Data provided

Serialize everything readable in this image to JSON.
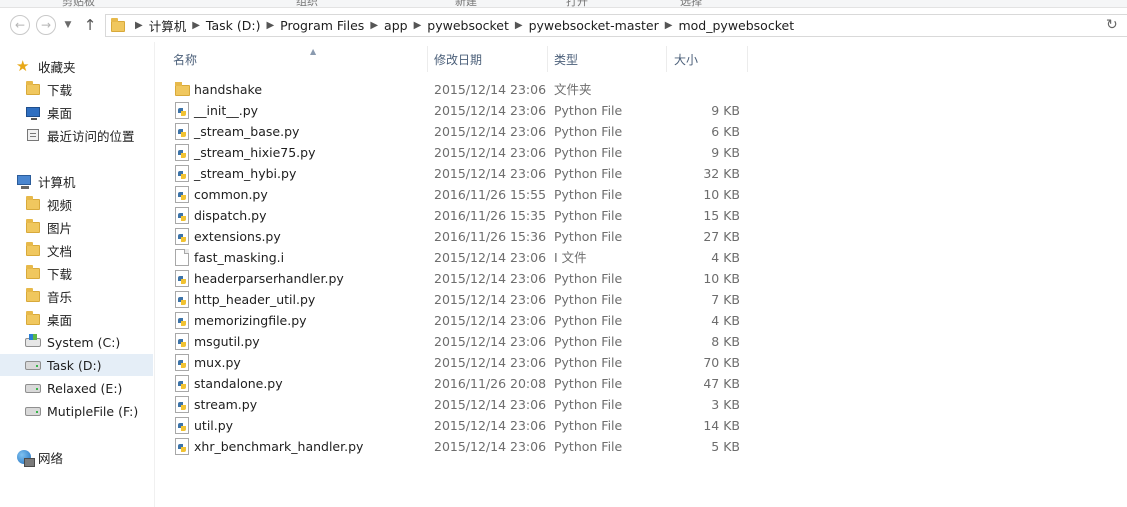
{
  "ribbon_strip": {
    "labels": [
      "剪贴板",
      "组织",
      "新建",
      "打开",
      "选择"
    ]
  },
  "address_bar": {
    "crumbs": [
      "计算机",
      "Task (D:)",
      "Program Files",
      "app",
      "pywebsocket",
      "pywebsocket-master",
      "mod_pywebsocket"
    ]
  },
  "nav": {
    "favorites": {
      "label": "收藏夹",
      "items": [
        {
          "label": "下载",
          "icon": "download-folder-icon"
        },
        {
          "label": "桌面",
          "icon": "desktop-icon"
        },
        {
          "label": "最近访问的位置",
          "icon": "recent-places-icon"
        }
      ]
    },
    "computer": {
      "label": "计算机",
      "items": [
        {
          "label": "视频",
          "icon": "videos-folder-icon"
        },
        {
          "label": "图片",
          "icon": "pictures-folder-icon"
        },
        {
          "label": "文档",
          "icon": "documents-folder-icon"
        },
        {
          "label": "下载",
          "icon": "downloads-folder-icon"
        },
        {
          "label": "音乐",
          "icon": "music-folder-icon"
        },
        {
          "label": "桌面",
          "icon": "desktop-folder-icon"
        },
        {
          "label": "System (C:)",
          "icon": "system-drive-icon"
        },
        {
          "label": "Task (D:)",
          "icon": "drive-icon",
          "selected": true
        },
        {
          "label": "Relaxed (E:)",
          "icon": "drive-icon"
        },
        {
          "label": "MutipleFile (F:)",
          "icon": "drive-icon"
        }
      ]
    },
    "network": {
      "label": "网络"
    }
  },
  "columns": {
    "name": "名称",
    "date": "修改日期",
    "type": "类型",
    "size": "大小"
  },
  "files": [
    {
      "name": "handshake",
      "date": "2015/12/14 23:06",
      "type": "文件夹",
      "size": "",
      "kind": "folder"
    },
    {
      "name": "__init__.py",
      "date": "2015/12/14 23:06",
      "type": "Python File",
      "size": "9 KB",
      "kind": "py"
    },
    {
      "name": "_stream_base.py",
      "date": "2015/12/14 23:06",
      "type": "Python File",
      "size": "6 KB",
      "kind": "py"
    },
    {
      "name": "_stream_hixie75.py",
      "date": "2015/12/14 23:06",
      "type": "Python File",
      "size": "9 KB",
      "kind": "py"
    },
    {
      "name": "_stream_hybi.py",
      "date": "2015/12/14 23:06",
      "type": "Python File",
      "size": "32 KB",
      "kind": "py"
    },
    {
      "name": "common.py",
      "date": "2016/11/26 15:55",
      "type": "Python File",
      "size": "10 KB",
      "kind": "py"
    },
    {
      "name": "dispatch.py",
      "date": "2016/11/26 15:35",
      "type": "Python File",
      "size": "15 KB",
      "kind": "py"
    },
    {
      "name": "extensions.py",
      "date": "2016/11/26 15:36",
      "type": "Python File",
      "size": "27 KB",
      "kind": "py"
    },
    {
      "name": "fast_masking.i",
      "date": "2015/12/14 23:06",
      "type": "I 文件",
      "size": "4 KB",
      "kind": "file"
    },
    {
      "name": "headerparserhandler.py",
      "date": "2015/12/14 23:06",
      "type": "Python File",
      "size": "10 KB",
      "kind": "py"
    },
    {
      "name": "http_header_util.py",
      "date": "2015/12/14 23:06",
      "type": "Python File",
      "size": "7 KB",
      "kind": "py"
    },
    {
      "name": "memorizingfile.py",
      "date": "2015/12/14 23:06",
      "type": "Python File",
      "size": "4 KB",
      "kind": "py"
    },
    {
      "name": "msgutil.py",
      "date": "2015/12/14 23:06",
      "type": "Python File",
      "size": "8 KB",
      "kind": "py"
    },
    {
      "name": "mux.py",
      "date": "2015/12/14 23:06",
      "type": "Python File",
      "size": "70 KB",
      "kind": "py"
    },
    {
      "name": "standalone.py",
      "date": "2016/11/26 20:08",
      "type": "Python File",
      "size": "47 KB",
      "kind": "py"
    },
    {
      "name": "stream.py",
      "date": "2015/12/14 23:06",
      "type": "Python File",
      "size": "3 KB",
      "kind": "py"
    },
    {
      "name": "util.py",
      "date": "2015/12/14 23:06",
      "type": "Python File",
      "size": "14 KB",
      "kind": "py"
    },
    {
      "name": "xhr_benchmark_handler.py",
      "date": "2015/12/14 23:06",
      "type": "Python File",
      "size": "5 KB",
      "kind": "py"
    }
  ]
}
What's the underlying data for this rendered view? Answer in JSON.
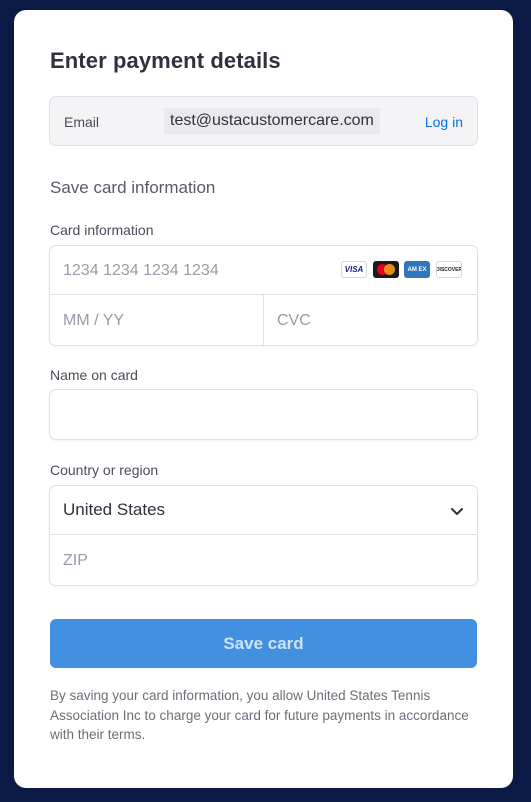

Goal
From the records above, pull out each line that has "this".

Exercise solution
Serialize everything readable in this image to JSON.
What's the underlying data for this rendered view? Answer in JSON.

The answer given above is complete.